■ **What to do**
Scan the records for "องปฏ". Report each line that includes it.

[Collection entries]
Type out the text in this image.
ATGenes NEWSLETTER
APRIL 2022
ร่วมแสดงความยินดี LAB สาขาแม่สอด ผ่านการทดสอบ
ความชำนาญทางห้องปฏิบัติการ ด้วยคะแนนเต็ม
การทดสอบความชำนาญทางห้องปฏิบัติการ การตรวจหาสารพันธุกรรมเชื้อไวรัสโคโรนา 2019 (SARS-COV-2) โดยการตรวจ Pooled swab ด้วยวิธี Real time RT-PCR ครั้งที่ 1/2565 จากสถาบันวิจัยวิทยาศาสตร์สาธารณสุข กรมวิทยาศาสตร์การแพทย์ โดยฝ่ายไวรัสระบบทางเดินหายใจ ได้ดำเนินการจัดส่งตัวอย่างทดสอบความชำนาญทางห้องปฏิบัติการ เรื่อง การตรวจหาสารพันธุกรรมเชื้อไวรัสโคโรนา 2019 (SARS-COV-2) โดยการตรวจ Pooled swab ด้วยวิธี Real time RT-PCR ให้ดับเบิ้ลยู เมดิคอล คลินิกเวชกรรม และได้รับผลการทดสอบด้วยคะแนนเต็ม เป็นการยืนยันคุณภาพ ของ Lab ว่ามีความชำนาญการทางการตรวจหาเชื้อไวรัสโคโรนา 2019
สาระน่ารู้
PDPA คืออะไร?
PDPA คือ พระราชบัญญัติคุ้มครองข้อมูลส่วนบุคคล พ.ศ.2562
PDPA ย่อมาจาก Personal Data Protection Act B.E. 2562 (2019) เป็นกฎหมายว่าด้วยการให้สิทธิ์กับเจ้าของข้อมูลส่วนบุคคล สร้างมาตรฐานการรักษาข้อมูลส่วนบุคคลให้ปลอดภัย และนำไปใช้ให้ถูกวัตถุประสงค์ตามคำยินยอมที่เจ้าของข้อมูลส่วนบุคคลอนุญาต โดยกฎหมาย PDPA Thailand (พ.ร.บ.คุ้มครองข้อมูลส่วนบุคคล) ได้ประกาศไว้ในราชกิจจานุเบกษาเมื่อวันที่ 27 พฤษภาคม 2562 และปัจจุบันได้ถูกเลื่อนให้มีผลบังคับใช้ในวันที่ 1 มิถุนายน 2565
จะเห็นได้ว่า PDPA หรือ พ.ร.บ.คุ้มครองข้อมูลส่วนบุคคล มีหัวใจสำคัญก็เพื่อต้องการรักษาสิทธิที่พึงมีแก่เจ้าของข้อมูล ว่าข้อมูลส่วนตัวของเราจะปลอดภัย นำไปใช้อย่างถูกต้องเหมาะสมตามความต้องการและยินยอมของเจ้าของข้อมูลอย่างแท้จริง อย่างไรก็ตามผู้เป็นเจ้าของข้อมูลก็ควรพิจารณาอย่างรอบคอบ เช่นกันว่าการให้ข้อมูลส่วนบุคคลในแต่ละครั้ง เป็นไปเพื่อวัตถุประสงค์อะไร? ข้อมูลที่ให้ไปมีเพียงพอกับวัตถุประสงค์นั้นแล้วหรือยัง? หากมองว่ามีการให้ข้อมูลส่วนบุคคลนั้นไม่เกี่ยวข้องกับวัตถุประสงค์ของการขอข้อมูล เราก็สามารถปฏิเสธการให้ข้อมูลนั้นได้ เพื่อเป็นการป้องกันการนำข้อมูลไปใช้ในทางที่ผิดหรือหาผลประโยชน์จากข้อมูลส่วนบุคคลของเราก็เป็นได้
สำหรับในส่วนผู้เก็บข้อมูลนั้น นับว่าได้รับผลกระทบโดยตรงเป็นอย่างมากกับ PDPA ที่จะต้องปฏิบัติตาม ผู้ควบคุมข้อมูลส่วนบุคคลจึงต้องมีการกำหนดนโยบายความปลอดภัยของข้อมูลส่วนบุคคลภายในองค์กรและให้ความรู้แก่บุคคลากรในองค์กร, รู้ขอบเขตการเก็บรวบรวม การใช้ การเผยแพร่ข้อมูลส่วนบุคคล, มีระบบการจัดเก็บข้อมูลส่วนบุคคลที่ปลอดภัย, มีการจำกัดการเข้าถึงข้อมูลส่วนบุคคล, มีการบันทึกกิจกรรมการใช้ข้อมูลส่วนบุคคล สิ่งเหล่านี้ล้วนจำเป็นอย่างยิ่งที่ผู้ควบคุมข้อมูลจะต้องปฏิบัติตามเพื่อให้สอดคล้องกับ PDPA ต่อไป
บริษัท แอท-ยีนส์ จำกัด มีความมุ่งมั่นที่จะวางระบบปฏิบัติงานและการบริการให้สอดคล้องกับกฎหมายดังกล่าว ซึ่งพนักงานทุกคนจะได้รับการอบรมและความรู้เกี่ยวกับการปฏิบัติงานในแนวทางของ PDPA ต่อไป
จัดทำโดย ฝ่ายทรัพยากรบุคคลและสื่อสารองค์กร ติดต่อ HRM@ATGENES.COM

■ **Exercise result**
ความชำนาญทางห้องปฏิบัติการ ด้วยคะแนนเต็ม
การทดสอบความชำนาญทางห้องปฏิบัติการ การตรวจหาสารพันธุกรรมเชื้อไวรัสโคโรนา 2019 (SARS-COV-2) โดยการตรวจ Pooled swab ด้วยวิธี Real time RT-PCR ครั้งที่ 1/2565 จากสถาบันวิจัยวิทยาศาสตร์สาธารณสุข กรมวิทยาศาสตร์การแพทย์ โดยฝ่ายไวรัสระบบทางเดินหายใจ ได้ดำเนินการจัดส่งตัวอย่างทดสอบความชำนาญทางห้องปฏิบัติการ เรื่อง การตรวจหาสารพันธุกรรมเชื้อไวรัสโคโรนา 2019 (SARS-COV-2) โดยการตรวจ Pooled swab ด้วยวิธี Real time RT-PCR ให้ดับเบิ้ลยู เมดิคอล คลินิกเวชกรรม และได้รับผลการทดสอบด้วยคะแนนเต็ม เป็นการยืนยันคุณภาพ ของ Lab ว่ามีความชำนาญการทางการตรวจหาเชื้อไวรัสโคโรนา 2019
สำหรับในส่วนผู้เก็บข้อมูลนั้น นับว่าได้รับผลกระทบโดยตรงเป็นอย่างมากกับ PDPA ที่จะต้องปฏิบัติตาม ผู้ควบคุมข้อมูลส่วนบุคคลจึงต้องมีการกำหนดนโยบายความปลอดภัยของข้อมูลส่วนบุคคลภายในองค์กรและให้ความรู้แก่บุคคลากรในองค์กร, รู้ขอบเขตการเก็บรวบรวม การใช้ การเผยแพร่ข้อมูลส่วนบุคคล, มีระบบการจัดเก็บข้อมูลส่วนบุคคลที่ปลอดภัย, มีการจำกัดการเข้าถึงข้อมูลส่วนบุคคล, มีการบันทึกกิจกรรมการใช้ข้อมูลส่วนบุคคล สิ่งเหล่านี้ล้วนจำเป็นอย่างยิ่งที่ผู้ควบคุมข้อมูลจะต้องปฏิบัติตามเพื่อให้สอดคล้องกับ PDPA ต่อไป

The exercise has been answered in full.